[Dataset excerpts]
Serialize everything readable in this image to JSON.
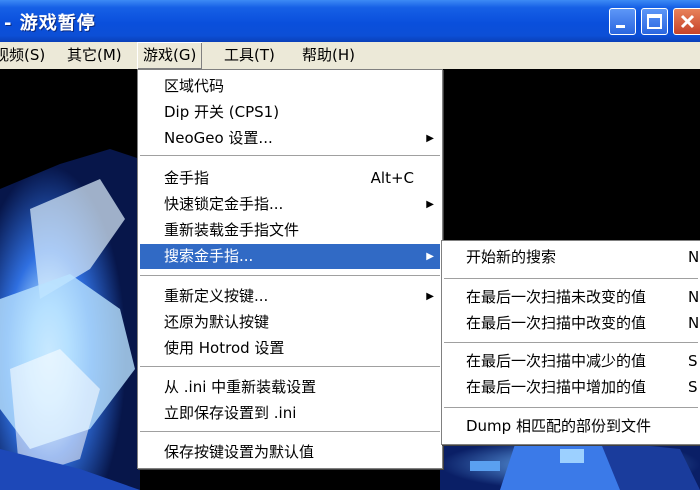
{
  "window": {
    "title": "- 游戏暂停"
  },
  "menubar": [
    {
      "label": "视频(S)"
    },
    {
      "label": "其它(M)"
    },
    {
      "label": "游戏(G)"
    },
    {
      "label": "工具(T)"
    },
    {
      "label": "帮助(H)"
    }
  ],
  "game_menu": {
    "items": [
      {
        "label": "区域代码"
      },
      {
        "label": "Dip 开关 (CPS1)"
      },
      {
        "label": "NeoGeo 设置...",
        "submenu": true
      },
      {
        "label": "金手指",
        "shortcut": "Alt+C"
      },
      {
        "label": "快速锁定金手指...",
        "submenu": true
      },
      {
        "label": "重新装载金手指文件"
      },
      {
        "label": "搜索金手指...",
        "submenu": true,
        "highlighted": true
      },
      {
        "label": "重新定义按键...",
        "submenu": true
      },
      {
        "label": "还原为默认按键"
      },
      {
        "label": "使用 Hotrod 设置"
      },
      {
        "label": "从 .ini 中重新装载设置"
      },
      {
        "label": "立即保存设置到 .ini"
      },
      {
        "label": "保存按键设置为默认值"
      }
    ]
  },
  "search_submenu": {
    "items": [
      {
        "label": "开始新的搜索",
        "shortcut": "N"
      },
      {
        "label": "在最后一次扫描未改变的值",
        "shortcut": "N"
      },
      {
        "label": "在最后一次扫描中改变的值",
        "shortcut": "N"
      },
      {
        "label": "在最后一次扫描中减少的值",
        "shortcut": "S"
      },
      {
        "label": "在最后一次扫描中增加的值",
        "shortcut": "S"
      },
      {
        "label": "Dump 相匹配的部份到文件"
      }
    ]
  },
  "colors": {
    "highlight": "#316ac5",
    "menu_bg": "#ece9d8",
    "title_bar": "#0a4fdc"
  }
}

Stated problem | Write the listing above out again exactly, dropping each image.

Response |
Serialize everything readable in this image to JSON.
{
  "window": {
    "title": "- 游戏暂停"
  },
  "menubar": [
    {
      "label": "视频(S)"
    },
    {
      "label": "其它(M)"
    },
    {
      "label": "游戏(G)"
    },
    {
      "label": "工具(T)"
    },
    {
      "label": "帮助(H)"
    }
  ],
  "game_menu": {
    "items": [
      {
        "label": "区域代码"
      },
      {
        "label": "Dip 开关 (CPS1)"
      },
      {
        "label": "NeoGeo 设置...",
        "submenu": true
      },
      {
        "label": "金手指",
        "shortcut": "Alt+C"
      },
      {
        "label": "快速锁定金手指...",
        "submenu": true
      },
      {
        "label": "重新装载金手指文件"
      },
      {
        "label": "搜索金手指...",
        "submenu": true,
        "highlighted": true
      },
      {
        "label": "重新定义按键...",
        "submenu": true
      },
      {
        "label": "还原为默认按键"
      },
      {
        "label": "使用 Hotrod 设置"
      },
      {
        "label": "从 .ini 中重新装载设置"
      },
      {
        "label": "立即保存设置到 .ini"
      },
      {
        "label": "保存按键设置为默认值"
      }
    ]
  },
  "search_submenu": {
    "items": [
      {
        "label": "开始新的搜索",
        "shortcut": "N"
      },
      {
        "label": "在最后一次扫描未改变的值",
        "shortcut": "N"
      },
      {
        "label": "在最后一次扫描中改变的值",
        "shortcut": "N"
      },
      {
        "label": "在最后一次扫描中减少的值",
        "shortcut": "S"
      },
      {
        "label": "在最后一次扫描中增加的值",
        "shortcut": "S"
      },
      {
        "label": "Dump 相匹配的部份到文件"
      }
    ]
  },
  "colors": {
    "highlight": "#316ac5",
    "menu_bg": "#ece9d8",
    "title_bar": "#0a4fdc"
  }
}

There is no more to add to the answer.